┌──

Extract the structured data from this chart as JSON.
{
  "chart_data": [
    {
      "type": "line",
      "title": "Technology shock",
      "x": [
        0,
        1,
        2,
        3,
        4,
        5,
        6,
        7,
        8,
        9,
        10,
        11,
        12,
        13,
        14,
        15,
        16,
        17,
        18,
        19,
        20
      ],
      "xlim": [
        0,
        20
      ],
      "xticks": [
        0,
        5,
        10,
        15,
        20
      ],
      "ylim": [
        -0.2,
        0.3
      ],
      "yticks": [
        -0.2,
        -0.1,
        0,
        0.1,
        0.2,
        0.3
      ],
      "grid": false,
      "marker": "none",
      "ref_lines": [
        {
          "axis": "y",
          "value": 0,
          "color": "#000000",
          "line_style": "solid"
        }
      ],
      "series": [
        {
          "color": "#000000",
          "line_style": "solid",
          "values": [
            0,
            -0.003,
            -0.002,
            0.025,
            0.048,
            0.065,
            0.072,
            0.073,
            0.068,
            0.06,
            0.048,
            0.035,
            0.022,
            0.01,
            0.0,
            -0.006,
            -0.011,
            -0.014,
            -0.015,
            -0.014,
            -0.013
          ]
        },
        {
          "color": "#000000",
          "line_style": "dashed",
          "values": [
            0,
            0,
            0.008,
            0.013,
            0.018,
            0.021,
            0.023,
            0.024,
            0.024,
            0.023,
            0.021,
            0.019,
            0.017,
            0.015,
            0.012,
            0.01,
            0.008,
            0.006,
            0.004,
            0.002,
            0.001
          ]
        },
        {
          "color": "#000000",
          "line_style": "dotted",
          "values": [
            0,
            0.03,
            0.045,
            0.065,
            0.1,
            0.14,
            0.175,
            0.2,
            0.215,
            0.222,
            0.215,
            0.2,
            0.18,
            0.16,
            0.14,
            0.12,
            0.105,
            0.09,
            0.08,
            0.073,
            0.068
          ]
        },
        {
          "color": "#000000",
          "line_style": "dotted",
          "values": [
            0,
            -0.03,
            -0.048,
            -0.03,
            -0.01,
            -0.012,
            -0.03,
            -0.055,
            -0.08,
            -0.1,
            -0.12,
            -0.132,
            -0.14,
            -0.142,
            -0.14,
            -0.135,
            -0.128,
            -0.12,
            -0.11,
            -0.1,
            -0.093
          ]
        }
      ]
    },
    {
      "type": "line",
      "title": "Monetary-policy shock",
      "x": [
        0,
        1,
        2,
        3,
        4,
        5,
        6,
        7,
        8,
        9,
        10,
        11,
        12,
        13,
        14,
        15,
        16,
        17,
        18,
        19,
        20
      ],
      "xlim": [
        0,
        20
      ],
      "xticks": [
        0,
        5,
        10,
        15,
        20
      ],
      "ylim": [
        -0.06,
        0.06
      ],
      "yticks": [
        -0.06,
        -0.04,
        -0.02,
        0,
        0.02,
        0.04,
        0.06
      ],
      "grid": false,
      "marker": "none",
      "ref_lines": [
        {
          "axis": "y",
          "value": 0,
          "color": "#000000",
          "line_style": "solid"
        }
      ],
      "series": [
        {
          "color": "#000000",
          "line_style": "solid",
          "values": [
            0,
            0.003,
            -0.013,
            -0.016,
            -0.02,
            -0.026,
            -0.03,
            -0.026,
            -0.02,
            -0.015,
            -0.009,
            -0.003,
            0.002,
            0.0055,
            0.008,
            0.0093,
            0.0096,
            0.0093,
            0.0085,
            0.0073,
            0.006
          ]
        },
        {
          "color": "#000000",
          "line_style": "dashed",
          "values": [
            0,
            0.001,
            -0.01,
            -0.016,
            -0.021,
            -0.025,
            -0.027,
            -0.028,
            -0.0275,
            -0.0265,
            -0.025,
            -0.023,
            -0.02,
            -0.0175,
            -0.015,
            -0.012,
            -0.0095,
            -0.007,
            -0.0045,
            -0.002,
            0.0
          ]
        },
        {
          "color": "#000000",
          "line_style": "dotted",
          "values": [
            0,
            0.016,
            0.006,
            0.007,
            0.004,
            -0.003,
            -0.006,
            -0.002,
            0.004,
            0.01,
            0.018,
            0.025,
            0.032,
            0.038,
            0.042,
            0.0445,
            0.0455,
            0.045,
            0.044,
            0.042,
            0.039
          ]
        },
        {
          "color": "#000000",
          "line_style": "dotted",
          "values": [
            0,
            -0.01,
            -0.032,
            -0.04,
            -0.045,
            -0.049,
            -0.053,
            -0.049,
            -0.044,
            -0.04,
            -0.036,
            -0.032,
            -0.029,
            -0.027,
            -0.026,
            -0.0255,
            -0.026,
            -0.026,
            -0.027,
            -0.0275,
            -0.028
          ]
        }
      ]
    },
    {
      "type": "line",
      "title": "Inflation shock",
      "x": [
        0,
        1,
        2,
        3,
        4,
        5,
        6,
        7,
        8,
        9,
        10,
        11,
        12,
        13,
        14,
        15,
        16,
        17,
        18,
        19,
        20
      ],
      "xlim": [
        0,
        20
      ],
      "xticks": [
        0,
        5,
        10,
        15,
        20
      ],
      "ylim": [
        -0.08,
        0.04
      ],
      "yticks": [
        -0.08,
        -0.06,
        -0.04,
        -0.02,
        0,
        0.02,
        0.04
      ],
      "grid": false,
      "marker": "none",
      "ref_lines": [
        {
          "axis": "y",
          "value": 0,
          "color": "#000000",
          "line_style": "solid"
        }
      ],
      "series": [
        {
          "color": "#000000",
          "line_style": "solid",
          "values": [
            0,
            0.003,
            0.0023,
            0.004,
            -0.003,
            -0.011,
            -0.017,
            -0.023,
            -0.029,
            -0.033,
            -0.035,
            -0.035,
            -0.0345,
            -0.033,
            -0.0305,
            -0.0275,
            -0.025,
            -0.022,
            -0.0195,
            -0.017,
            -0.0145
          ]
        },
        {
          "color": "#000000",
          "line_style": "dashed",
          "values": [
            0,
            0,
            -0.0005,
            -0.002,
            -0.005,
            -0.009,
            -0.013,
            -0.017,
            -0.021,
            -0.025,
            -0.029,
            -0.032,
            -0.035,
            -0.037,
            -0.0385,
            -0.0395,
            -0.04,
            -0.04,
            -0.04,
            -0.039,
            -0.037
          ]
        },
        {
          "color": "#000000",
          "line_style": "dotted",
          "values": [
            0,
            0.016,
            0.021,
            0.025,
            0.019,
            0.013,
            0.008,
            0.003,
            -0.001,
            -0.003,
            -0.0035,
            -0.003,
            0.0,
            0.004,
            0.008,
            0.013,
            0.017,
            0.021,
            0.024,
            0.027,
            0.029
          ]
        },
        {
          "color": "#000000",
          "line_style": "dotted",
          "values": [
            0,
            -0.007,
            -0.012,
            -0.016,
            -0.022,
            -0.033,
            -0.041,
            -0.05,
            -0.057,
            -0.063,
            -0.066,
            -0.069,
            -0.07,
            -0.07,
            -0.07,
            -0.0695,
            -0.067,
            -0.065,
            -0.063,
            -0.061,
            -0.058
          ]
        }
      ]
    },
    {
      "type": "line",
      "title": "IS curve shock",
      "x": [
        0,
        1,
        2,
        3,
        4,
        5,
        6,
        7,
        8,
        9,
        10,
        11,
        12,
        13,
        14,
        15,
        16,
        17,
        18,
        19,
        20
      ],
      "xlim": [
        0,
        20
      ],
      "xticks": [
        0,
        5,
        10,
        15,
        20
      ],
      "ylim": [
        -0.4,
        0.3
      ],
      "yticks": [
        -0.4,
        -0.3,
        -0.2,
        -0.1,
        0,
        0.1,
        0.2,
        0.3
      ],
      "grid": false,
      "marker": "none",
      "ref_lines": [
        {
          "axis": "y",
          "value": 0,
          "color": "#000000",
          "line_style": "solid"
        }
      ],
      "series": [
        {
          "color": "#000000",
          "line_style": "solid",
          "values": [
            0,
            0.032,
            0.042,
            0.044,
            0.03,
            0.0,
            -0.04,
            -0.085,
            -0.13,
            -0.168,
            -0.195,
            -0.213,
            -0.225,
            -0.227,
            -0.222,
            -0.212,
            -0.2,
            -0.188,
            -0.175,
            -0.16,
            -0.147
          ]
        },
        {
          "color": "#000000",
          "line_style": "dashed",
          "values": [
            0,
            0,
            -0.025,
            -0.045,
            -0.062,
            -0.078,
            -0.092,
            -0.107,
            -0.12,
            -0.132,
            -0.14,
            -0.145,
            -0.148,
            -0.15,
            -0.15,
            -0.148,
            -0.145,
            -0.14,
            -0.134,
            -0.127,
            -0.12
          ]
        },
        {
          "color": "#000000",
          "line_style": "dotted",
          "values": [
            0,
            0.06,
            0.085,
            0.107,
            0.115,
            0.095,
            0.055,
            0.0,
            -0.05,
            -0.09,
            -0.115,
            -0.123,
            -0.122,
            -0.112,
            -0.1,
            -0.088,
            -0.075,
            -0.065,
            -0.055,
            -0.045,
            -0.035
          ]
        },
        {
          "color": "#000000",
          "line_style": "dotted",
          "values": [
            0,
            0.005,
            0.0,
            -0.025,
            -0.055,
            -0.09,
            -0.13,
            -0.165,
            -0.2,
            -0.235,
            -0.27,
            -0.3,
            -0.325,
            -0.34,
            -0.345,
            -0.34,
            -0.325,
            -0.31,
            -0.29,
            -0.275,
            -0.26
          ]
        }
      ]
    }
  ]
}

└──

#### Your objective
Find every line in the listing that holds the string "title", then say how many there are as a bare number.

#### Response to this exercise
4